▸ Goal: Exactly as they appear, output all of the records. Skip any images.

## START Exercise material

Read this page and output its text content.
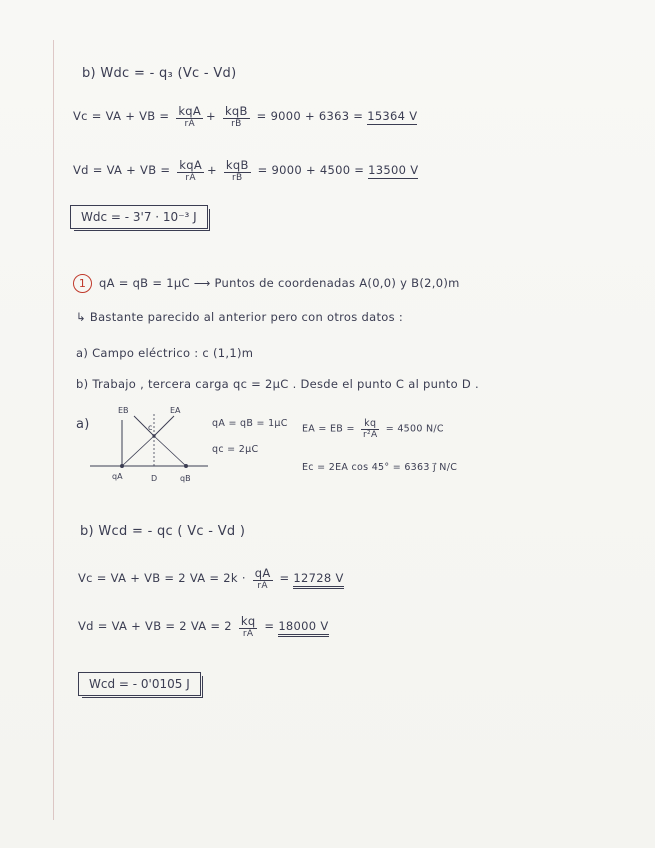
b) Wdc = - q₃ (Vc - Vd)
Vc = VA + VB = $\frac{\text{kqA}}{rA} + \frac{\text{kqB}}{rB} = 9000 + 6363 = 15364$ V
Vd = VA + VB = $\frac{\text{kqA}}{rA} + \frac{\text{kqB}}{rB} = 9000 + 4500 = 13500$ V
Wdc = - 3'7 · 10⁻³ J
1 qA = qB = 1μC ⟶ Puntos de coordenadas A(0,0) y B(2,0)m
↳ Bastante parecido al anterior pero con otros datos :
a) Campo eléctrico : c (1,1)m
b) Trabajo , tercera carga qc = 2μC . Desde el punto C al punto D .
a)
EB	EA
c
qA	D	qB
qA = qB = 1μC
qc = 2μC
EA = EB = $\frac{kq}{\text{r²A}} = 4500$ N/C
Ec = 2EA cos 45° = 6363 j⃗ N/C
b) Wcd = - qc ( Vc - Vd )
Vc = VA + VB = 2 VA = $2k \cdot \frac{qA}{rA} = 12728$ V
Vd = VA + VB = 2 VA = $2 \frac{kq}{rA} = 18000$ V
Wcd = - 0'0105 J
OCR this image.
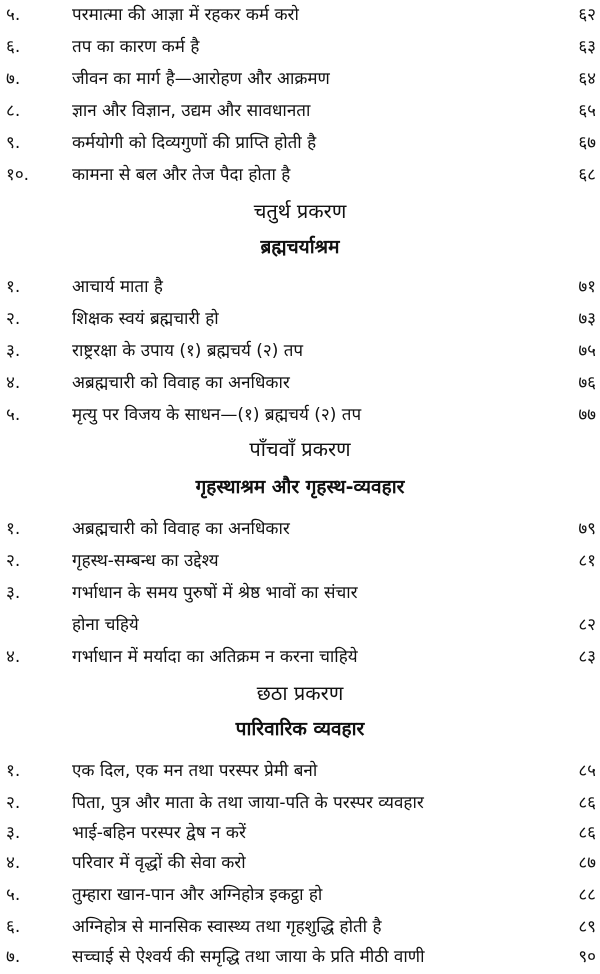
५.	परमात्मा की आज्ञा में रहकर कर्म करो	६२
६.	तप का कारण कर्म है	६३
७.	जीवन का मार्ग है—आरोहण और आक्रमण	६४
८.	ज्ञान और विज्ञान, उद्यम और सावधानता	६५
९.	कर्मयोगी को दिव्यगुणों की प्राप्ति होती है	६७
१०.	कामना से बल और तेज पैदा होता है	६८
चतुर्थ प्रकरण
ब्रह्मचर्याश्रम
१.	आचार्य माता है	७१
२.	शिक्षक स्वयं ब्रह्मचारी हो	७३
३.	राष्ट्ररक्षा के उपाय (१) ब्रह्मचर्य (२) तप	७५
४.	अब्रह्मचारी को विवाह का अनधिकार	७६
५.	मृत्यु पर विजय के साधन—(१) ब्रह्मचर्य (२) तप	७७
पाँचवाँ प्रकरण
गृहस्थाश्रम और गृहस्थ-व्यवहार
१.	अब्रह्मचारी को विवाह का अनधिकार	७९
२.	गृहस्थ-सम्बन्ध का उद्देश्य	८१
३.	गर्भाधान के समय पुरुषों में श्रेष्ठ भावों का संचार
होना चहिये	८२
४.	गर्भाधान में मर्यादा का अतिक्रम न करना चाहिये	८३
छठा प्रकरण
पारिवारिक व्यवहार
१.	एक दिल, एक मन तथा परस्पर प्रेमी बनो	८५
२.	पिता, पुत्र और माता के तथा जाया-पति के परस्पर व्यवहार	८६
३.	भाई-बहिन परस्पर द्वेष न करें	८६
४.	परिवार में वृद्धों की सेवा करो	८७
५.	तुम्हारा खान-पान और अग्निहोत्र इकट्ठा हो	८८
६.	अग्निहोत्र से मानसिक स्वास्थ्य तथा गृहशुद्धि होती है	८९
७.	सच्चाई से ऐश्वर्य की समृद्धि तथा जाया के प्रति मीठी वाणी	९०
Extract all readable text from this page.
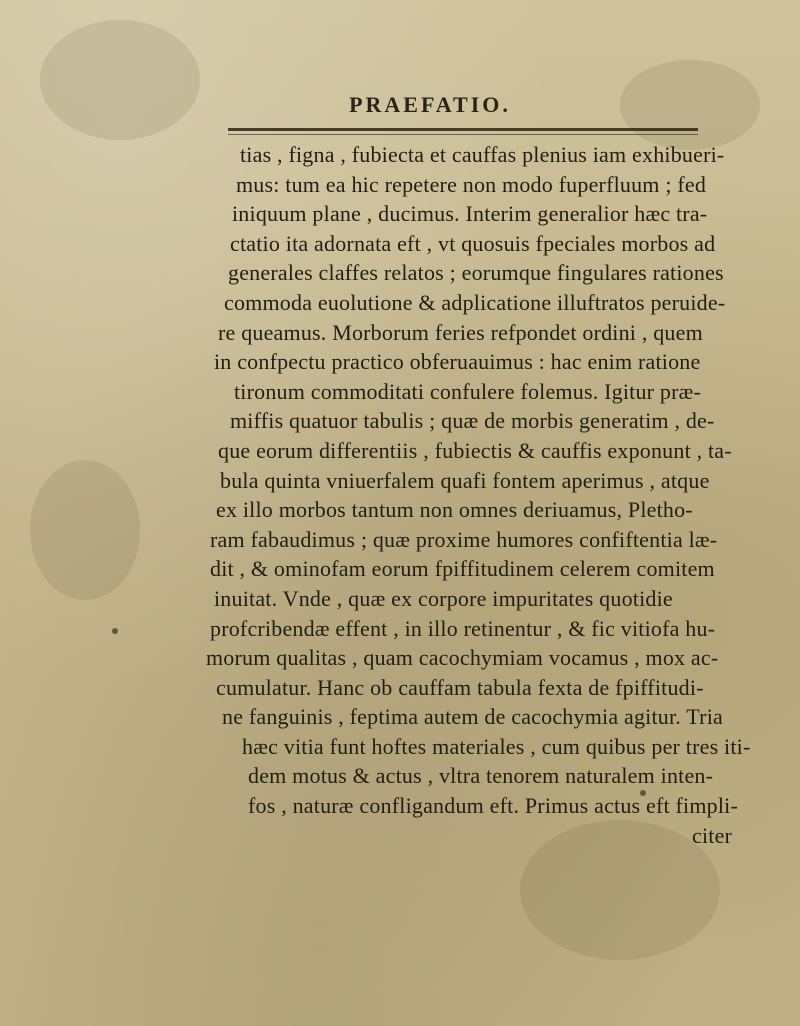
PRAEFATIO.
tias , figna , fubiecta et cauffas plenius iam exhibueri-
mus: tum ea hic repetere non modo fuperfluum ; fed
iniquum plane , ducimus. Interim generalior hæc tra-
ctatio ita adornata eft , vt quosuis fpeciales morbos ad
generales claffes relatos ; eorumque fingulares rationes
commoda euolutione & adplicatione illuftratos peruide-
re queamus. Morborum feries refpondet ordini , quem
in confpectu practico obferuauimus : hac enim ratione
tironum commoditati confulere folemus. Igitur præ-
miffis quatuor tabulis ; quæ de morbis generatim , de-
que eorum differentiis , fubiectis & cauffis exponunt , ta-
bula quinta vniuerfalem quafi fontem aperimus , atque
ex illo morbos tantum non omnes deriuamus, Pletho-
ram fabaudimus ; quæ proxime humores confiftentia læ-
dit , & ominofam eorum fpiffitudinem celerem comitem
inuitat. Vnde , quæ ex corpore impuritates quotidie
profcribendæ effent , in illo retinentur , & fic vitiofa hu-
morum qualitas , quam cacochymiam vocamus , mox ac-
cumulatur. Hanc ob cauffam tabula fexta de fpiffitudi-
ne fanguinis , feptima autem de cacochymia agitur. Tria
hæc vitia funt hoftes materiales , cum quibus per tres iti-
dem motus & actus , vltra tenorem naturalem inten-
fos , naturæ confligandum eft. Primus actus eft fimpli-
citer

## END Exercise material

▸ Result of this exercise:
Read this page and output its text content.
b) Wdc = - q₃ (Vc - Vd)
Vc = VA + VB = $\frac{\text{kqA}}{rA} + \frac{\text{kqB}}{rB} = 9000 + 6363 = 15364$ V
Vd = VA + VB = $\frac{\text{kqA}}{rA} + \frac{\text{kqB}}{rB} = 9000 + 4500 = 13500$ V
Wdc = - 3'7 · 10⁻³ J
1 qA = qB = 1μC ⟶ Puntos de coordenadas A(0,0) y B(2,0)m
↳ Bastante parecido al anterior pero con otros datos :
a) Campo eléctrico : c (1,1)m
b) Trabajo , tercera carga qc = 2μC . Desde el punto C al punto D .
a)
EB	EA
c
qA	D	qB
qA = qB = 1μC
qc = 2μC
EA = EB = $\frac{kq}{\text{r²A}} = 4500$ N/C
Ec = 2EA cos 45° = 6363 j⃗ N/C
b) Wcd = - qc ( Vc - Vd )
Vc = VA + VB = 2 VA = $2k \cdot \frac{qA}{rA} = 12728$ V
Vd = VA + VB = 2 VA = $2 \frac{kq}{rA} = 18000$ V
Wcd = - 0'0105 J
OCR this image.
५.	परमात्मा की आज्ञा में रहकर कर्म करो	६२
६.	तप का कारण कर्म है	६३
७.	जीवन का मार्ग है—आरोहण और आक्रमण	६४
८.	ज्ञान और विज्ञान, उद्यम और सावधानता	६५
९.	कर्मयोगी को दिव्यगुणों की प्राप्ति होती है	६७
१०.	कामना से बल और तेज पैदा होता है	६८
चतुर्थ प्रकरण
ब्रह्मचर्याश्रम
१.	आचार्य माता है	७१
२.	शिक्षक स्वयं ब्रह्मचारी हो	७३
३.	राष्ट्ररक्षा के उपाय (१) ब्रह्मचर्य (२) तप	७५
४.	अब्रह्मचारी को विवाह का अनधिकार	७६
५.	मृत्यु पर विजय के साधन—(१) ब्रह्मचर्य (२) तप	७७
पाँचवाँ प्रकरण
गृहस्थाश्रम और गृहस्थ-व्यवहार
१.	अब्रह्मचारी को विवाह का अनधिकार	७९
२.	गृहस्थ-सम्बन्ध का उद्देश्य	८१
३.	गर्भाधान के समय पुरुषों में श्रेष्ठ भावों का संचार
होना चहिये	८२
४.	गर्भाधान में मर्यादा का अतिक्रम न करना चाहिये	८३
छठा प्रकरण
पारिवारिक व्यवहार
१.	एक दिल, एक मन तथा परस्पर प्रेमी बनो	८५
२.	पिता, पुत्र और माता के तथा जाया-पति के परस्पर व्यवहार	८६
३.	भाई-बहिन परस्पर द्वेष न करें	८६
४.	परिवार में वृद्धों की सेवा करो	८७
५.	तुम्हारा खान-पान और अग्निहोत्र इकट्ठा हो	८८
६.	अग्निहोत्र से मानसिक स्वास्थ्य तथा गृहशुद्धि होती है	८९
७.	सच्चाई से ऐश्वर्य की समृद्धि तथा जाया के प्रति मीठी वाणी	९०
Extract all readable text from this page.
PRAEFATIO.
tias , figna , fubiecta et cauffas plenius iam exhibueri-
mus: tum ea hic repetere non modo fuperfluum ; fed
iniquum plane , ducimus. Interim generalior hæc tra-
ctatio ita adornata eft , vt quosuis fpeciales morbos ad
generales claffes relatos ; eorumque fingulares rationes
commoda euolutione & adplicatione illuftratos peruide-
re queamus. Morborum feries refpondet ordini , quem
in confpectu practico obferuauimus : hac enim ratione
tironum commoditati confulere folemus. Igitur præ-
miffis quatuor tabulis ; quæ de morbis generatim , de-
que eorum differentiis , fubiectis & cauffis exponunt , ta-
bula quinta vniuerfalem quafi fontem aperimus , atque
ex illo morbos tantum non omnes deriuamus, Pletho-
ram fabaudimus ; quæ proxime humores confiftentia læ-
dit , & ominofam eorum fpiffitudinem celerem comitem
inuitat. Vnde , quæ ex corpore impuritates quotidie
profcribendæ effent , in illo retinentur , & fic vitiofa hu-
morum qualitas , quam cacochymiam vocamus , mox ac-
cumulatur. Hanc ob cauffam tabula fexta de fpiffitudi-
ne fanguinis , feptima autem de cacochymia agitur. Tria
hæc vitia funt hoftes materiales , cum quibus per tres iti-
dem motus & actus , vltra tenorem naturalem inten-
fos , naturæ confligandum eft. Primus actus eft fimpli-
citer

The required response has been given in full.